PARTS OF THE EXERCISE:
A. Write out the whole forum thread about funding a translation, word for word.
B. Put the rows, starting at their first line and running through the line with "chart-title: (β) Αποδόσεις", into a numbered list with blank lines left out and nothing else included.

TEXT TO READ:
━━━
# Funding a translation



## Notthemama1984 (Feb 23, 2011)

KJV Only Debate Blog » KJV Only Debate Blog Interviews Dr. Maurice Robinson, pt. 3

In this interview, Dr. Robinson states that the only thing holding back an english translation of the Majority Text is funding.

This brings me to ask two things....

1) How much is actually needed to bring about a translation of the Bible?

2) What prevents somebody who really understands Greek from translating the text on his own or in cooperation with some friends? 

It would seem to me that if one was convinced of the Majority Text, they would desire to have a translation of this text available for the lay-person.


----------



## BibleCyst (Feb 23, 2011)

We have at least two Majority Text English Translations which are - as you said - one man projects in cooperation with friends. To be specific, they are the World English Bible (WEB) and the English Majority Text Version (EMTV). There are problems with releasing a translation like this. For one, it's difficult to find them printed. Also, like it or not (and believe me, I do NOT like this), a translation needs a major backing - a publishing company or non-profit - in order to get into the hands of the lay-person. Don't get me wrong, though, I would LOVE another MT translation regardless of how it is published.
━━━
INPUT RECORDS:
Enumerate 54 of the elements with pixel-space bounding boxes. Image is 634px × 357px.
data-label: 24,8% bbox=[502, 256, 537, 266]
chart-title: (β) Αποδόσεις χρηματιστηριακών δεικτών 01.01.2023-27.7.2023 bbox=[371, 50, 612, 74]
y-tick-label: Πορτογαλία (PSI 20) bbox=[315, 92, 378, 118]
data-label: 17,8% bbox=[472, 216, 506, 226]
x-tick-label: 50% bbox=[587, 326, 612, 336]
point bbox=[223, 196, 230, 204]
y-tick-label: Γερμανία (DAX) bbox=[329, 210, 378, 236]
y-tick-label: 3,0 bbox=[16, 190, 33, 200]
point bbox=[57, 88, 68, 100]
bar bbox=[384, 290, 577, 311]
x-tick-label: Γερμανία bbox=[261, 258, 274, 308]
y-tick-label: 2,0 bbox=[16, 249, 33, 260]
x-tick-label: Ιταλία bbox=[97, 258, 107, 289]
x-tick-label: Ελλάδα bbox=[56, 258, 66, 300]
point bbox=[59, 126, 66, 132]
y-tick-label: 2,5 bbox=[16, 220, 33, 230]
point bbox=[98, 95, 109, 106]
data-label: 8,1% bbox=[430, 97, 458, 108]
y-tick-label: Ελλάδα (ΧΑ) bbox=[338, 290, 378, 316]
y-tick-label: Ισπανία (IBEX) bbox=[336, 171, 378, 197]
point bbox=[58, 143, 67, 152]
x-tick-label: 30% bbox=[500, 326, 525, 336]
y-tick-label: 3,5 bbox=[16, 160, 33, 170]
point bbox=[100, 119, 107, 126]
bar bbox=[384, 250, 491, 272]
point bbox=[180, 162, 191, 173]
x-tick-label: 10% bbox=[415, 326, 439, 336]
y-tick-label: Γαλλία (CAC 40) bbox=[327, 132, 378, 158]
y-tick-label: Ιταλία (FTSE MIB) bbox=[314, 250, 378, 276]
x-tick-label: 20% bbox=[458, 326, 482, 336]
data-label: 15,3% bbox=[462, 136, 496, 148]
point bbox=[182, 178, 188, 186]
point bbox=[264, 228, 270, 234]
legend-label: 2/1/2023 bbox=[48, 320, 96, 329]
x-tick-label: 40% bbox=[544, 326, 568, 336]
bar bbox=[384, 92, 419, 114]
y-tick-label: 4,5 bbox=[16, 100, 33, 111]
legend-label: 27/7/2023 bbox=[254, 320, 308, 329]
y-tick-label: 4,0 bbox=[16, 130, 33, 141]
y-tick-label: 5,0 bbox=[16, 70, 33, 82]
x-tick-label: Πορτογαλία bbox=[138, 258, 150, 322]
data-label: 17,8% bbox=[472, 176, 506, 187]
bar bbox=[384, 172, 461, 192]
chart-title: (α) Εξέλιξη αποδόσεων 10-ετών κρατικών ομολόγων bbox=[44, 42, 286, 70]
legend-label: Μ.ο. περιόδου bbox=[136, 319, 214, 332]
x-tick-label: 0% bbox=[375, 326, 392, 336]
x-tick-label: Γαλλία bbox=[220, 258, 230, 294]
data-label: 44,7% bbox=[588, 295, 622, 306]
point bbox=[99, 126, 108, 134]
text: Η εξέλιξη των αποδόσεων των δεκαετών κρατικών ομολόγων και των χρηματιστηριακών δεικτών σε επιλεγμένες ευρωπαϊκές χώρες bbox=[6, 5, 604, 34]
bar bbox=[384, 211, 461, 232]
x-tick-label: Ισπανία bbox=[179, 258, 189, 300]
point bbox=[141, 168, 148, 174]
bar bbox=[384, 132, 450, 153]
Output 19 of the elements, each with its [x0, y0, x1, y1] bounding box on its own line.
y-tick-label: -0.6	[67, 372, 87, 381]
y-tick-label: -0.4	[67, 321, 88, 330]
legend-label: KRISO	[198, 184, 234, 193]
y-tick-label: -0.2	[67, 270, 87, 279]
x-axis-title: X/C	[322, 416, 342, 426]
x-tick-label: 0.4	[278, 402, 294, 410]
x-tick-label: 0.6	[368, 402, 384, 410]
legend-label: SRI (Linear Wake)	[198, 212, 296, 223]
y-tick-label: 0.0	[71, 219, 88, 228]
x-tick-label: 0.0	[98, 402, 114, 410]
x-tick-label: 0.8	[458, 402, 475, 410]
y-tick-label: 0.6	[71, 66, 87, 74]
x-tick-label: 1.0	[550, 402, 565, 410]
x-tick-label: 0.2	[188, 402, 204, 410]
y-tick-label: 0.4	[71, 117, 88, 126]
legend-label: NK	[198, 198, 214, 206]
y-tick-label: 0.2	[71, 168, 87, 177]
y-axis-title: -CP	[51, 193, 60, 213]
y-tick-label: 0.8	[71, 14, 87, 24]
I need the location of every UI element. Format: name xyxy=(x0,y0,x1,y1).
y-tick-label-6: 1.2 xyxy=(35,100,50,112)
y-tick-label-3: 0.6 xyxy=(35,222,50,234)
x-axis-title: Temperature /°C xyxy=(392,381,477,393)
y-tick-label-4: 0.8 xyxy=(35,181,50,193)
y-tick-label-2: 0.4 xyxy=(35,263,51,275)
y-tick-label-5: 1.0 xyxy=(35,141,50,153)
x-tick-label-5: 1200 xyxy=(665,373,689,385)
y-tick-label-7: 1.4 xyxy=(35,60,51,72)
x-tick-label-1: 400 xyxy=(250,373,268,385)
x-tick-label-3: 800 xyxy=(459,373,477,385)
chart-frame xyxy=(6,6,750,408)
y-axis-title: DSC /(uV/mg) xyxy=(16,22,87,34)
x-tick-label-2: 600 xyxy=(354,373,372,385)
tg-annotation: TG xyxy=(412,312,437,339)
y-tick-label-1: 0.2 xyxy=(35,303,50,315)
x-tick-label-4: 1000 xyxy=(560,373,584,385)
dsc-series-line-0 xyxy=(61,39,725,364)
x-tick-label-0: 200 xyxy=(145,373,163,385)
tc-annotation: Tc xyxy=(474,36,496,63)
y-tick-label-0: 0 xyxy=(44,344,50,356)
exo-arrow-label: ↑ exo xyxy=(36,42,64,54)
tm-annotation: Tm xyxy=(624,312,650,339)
━━━
EXERCISE RESPONSES:
A.
# Funding a translation



## Notthemama1984 (Feb 23, 2011)

KJV Only Debate Blog » KJV Only Debate Blog Interviews Dr. Maurice Robinson, pt. 3

In this interview, Dr. Robinson states that the only thing holding back an english translation of the Majority Text is funding.

This brings me to ask two things....

1) How much is actually needed to bring about a translation of the Bible?

2) What prevents somebody who really understands Greek from translating the text on his own or in cooperation with some friends? 

It would seem to me that if one was convinced of the Majority Text, they would desire to have a translation of this text available for the lay-person.


----------



## BibleCyst (Feb 23, 2011)

We have at least two Majority Text English Translations which are - as you said - one man projects in cooperation with friends. To be specific, they are the World English Bible (WEB) and the English Majority Text Version (EMTV). There are problems with releasing a translation like this. For one, it's difficult to find them printed. Also, like it or not (and believe me, I do NOT like this), a translation needs a major backing - a publishing company or non-profit - in order to get into the hands of the lay-person. Don't get me wrong, though, I would LOVE another MT translation regardless of how it is published.

B.
1. Enumerate 54 of the elements with pixel-space bounding boxes. Image is 634px × 357px.
2. data-label: 24,8% bbox=[502, 256, 537, 266]
3. chart-title: (β) Αποδόσεις χρηματιστηριακών δεικτών 01.01.2023-27.7.2023 bbox=[371, 50, 612, 74]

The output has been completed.